Count the lines in the items that contain the string "External" and give only that number.
----
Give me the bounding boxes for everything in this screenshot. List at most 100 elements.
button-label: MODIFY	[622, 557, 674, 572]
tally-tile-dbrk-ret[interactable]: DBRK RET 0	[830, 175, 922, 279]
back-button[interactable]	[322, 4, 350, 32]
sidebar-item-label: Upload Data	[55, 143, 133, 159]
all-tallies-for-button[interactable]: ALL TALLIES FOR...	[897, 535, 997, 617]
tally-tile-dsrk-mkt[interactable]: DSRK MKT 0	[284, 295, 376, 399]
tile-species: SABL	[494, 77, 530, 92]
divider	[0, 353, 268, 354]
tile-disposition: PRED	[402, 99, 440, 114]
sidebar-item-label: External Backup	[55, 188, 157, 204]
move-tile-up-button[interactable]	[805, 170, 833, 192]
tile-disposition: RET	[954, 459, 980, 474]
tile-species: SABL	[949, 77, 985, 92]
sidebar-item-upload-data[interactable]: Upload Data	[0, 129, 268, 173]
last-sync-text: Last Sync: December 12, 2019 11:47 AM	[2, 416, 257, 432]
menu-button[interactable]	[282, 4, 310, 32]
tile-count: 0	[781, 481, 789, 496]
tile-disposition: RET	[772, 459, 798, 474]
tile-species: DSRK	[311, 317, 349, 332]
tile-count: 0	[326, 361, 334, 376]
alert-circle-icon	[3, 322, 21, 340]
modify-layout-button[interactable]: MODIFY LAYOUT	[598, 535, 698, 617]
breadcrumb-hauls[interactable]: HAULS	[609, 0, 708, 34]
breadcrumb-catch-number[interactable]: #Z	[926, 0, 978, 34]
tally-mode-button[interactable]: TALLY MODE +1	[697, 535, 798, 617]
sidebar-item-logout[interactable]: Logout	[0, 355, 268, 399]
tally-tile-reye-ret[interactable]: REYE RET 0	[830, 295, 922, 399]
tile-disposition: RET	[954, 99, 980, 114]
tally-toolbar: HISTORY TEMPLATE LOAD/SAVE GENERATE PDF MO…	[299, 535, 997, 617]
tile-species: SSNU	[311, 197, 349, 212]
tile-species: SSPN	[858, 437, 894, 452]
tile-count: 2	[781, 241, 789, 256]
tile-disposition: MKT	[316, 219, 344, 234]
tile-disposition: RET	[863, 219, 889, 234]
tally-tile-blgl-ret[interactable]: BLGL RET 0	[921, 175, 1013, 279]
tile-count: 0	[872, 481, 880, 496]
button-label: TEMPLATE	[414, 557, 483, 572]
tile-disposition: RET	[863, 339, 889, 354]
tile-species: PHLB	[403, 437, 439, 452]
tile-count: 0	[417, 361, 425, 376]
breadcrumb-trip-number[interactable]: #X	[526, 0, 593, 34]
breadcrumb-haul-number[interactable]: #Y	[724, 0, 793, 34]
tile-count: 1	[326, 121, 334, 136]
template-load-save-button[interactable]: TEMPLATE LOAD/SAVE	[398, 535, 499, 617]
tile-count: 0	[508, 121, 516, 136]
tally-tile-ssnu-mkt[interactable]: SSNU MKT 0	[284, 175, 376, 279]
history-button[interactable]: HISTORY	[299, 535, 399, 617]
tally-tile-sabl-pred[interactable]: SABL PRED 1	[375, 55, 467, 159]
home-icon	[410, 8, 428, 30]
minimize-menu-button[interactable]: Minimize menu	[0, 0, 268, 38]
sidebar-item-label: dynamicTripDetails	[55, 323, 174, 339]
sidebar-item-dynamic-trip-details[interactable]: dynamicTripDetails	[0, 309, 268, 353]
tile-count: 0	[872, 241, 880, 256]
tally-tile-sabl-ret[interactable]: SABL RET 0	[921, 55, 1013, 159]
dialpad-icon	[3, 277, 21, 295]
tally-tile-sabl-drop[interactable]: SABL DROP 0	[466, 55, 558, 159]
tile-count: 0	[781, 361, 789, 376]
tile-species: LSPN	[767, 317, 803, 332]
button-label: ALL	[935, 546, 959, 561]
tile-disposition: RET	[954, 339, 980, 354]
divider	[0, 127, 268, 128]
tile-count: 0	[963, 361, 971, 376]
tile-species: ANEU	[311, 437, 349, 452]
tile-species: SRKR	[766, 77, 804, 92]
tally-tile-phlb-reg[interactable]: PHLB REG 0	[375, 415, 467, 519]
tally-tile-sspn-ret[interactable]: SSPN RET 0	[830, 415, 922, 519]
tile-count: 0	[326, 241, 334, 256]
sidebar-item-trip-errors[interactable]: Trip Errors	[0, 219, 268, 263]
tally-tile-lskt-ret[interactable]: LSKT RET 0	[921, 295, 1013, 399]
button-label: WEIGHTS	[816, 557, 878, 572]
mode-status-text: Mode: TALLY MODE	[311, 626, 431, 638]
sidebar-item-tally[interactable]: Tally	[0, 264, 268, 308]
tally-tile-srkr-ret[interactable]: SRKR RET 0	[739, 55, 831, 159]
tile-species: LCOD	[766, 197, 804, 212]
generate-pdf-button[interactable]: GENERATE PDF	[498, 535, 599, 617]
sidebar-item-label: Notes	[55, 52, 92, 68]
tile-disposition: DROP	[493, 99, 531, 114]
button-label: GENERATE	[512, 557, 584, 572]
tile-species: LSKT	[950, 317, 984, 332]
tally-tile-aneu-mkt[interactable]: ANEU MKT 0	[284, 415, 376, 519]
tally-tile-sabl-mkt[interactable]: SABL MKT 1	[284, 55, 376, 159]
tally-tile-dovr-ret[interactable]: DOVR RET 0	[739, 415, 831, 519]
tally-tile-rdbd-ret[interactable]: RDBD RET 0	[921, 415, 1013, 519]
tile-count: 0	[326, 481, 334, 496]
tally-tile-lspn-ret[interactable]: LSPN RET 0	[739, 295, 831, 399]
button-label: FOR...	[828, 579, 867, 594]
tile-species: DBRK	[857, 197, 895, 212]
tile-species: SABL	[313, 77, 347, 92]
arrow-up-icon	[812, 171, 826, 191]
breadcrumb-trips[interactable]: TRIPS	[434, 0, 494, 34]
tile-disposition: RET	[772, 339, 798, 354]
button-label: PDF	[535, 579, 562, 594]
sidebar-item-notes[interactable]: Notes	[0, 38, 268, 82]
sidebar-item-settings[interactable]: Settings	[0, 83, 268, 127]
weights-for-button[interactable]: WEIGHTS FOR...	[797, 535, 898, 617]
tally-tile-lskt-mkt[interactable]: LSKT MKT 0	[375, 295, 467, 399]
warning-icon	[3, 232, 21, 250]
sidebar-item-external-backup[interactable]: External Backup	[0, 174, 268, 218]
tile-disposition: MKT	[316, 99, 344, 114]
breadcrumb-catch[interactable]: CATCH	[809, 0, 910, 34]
----
§ Output for this exercise:
2